AIM OF THE TASK:
Using the listing below, select the lines with the word "brass" and copy them.

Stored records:
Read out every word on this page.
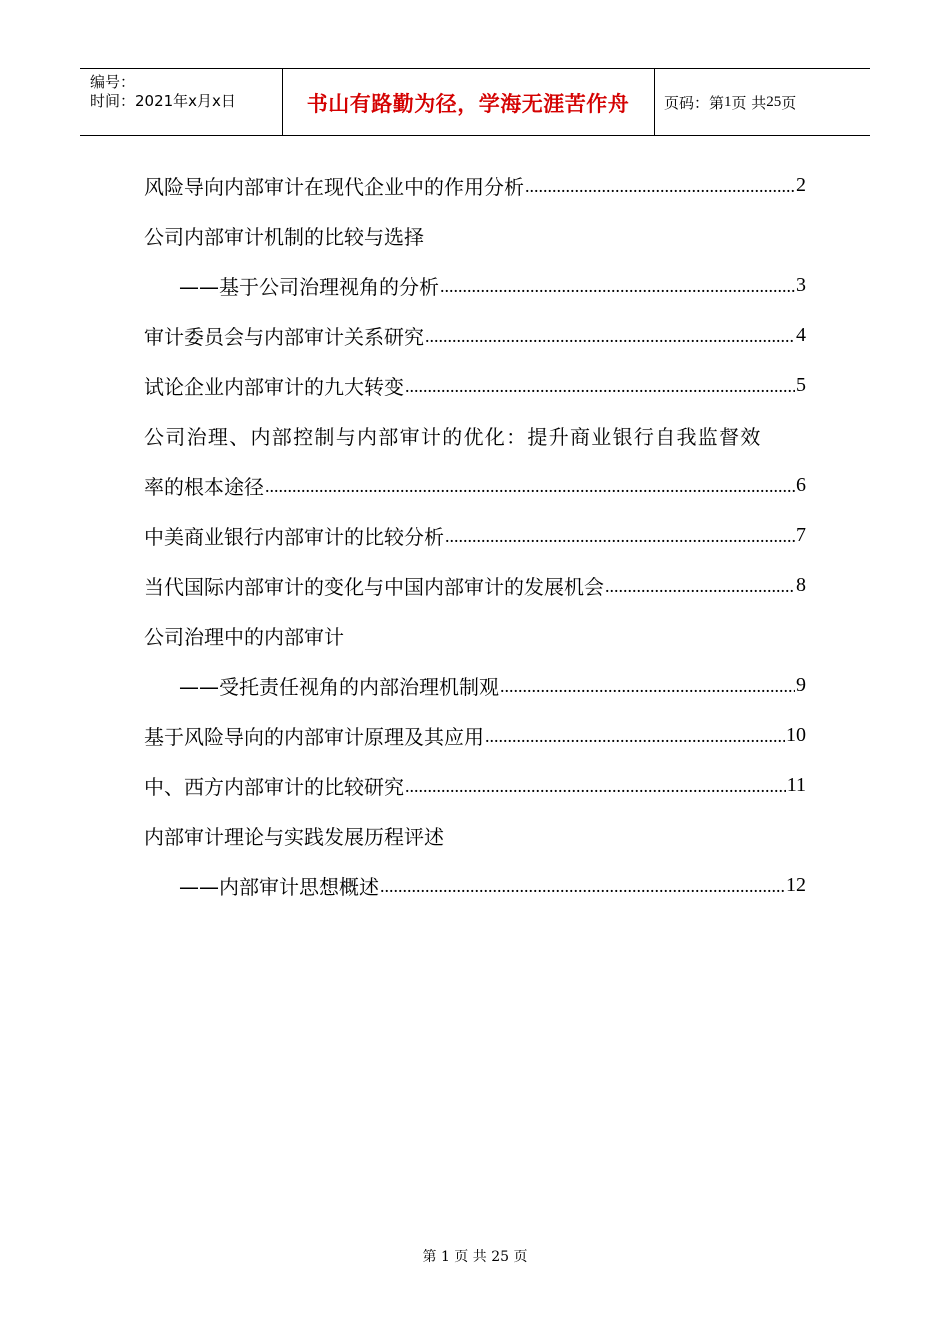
编号：
时间：2021年x月x日	书山有路勤为径，学海无涯苦作舟	页码：第 1 页 共 25 页
风险导向内部审计在现代企业中的作用分析 .....	2
公司内部审计机制的比较与选择
——基于公司治理视角的分析 .....	3
审计委员会与内部审计关系研究 .....	4
试论企业内部审计的九大转变 .....	5
公司治理、内部控制与内部审计的优化：提升商业银行自我监督效
率的根本途径 .....	6
中美商业银行内部审计的比较分析 .....	7
当代国际内部审计的变化与中国内部审计的发展机会 .....	8
公司治理中的内部审计
——受托责任视角的内部治理机制观 .....	9
基于风险导向的内部审计原理及其应用 .....	10
中、西方内部审计的比较研究 .....	11
内部审计理论与实践发展历程评述
——内部审计思想概述 .....	12
第 1 页 共 25 页
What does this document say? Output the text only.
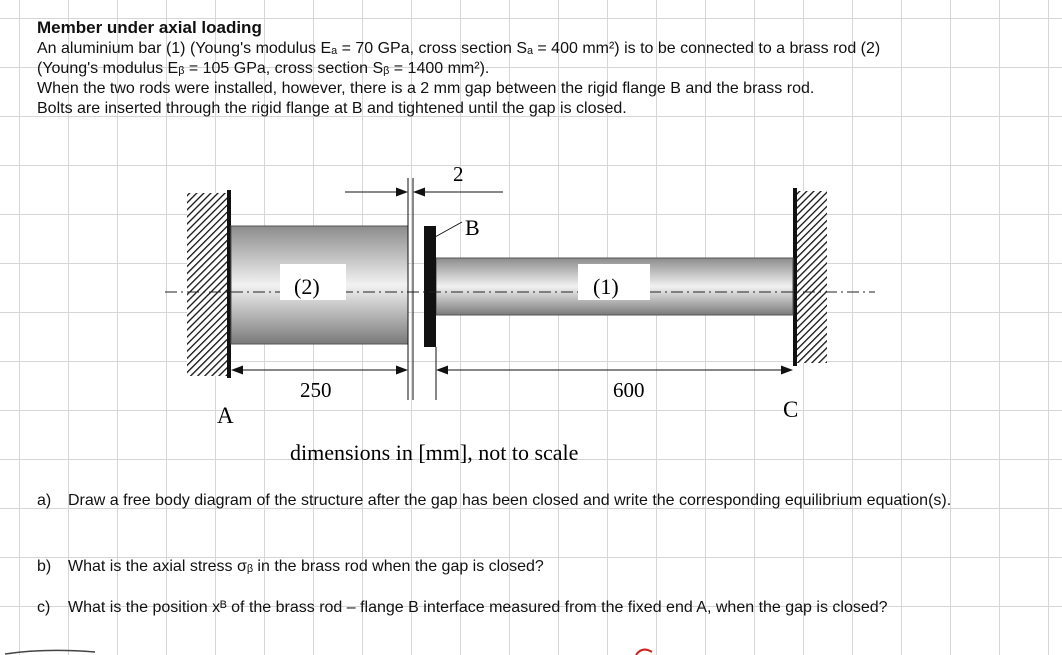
Member under axial loading

An aluminium bar (1) (Young's modulus Eₐ = 70 GPa, cross section Sₐ = 400 mm²) is to be connected to a brass rod (2)

(Young's modulus Eᵦ = 105 GPa, cross section Sᵦ = 1400 mm²).

When the two rods were installed, however, there is a 2 mm gap between the rigid flange B and the brass rod.

Bolts are inserted through the rigid flange at B and tightened until the gap is closed.

2
B
(2)	(1)
250	600
A	C
dimensions in [mm], not to scale
a) Draw a free body diagram of the structure after the gap has been closed and write the corresponding equilibrium equation(s).
b) What is the axial stress σᵦ in the brass rod when the gap is closed?
c) What is the position xᴮ of the brass rod – flange B interface measured from the fixed end A, when the gap is closed?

THE RESULT:
An aluminium bar (1) (Young's modulus Eₐ = 70 GPa, cross section Sₐ = 400 mm²) is to be connected to a brass rod (2)
When the two rods were installed, however, there is a 2 mm gap between the rigid flange B and the brass rod.
b) What is the axial stress σᵦ in the brass rod when the gap is closed?
c) What is the position xᴮ of the brass rod – flange B interface measured from the fixed end A, when the gap is closed?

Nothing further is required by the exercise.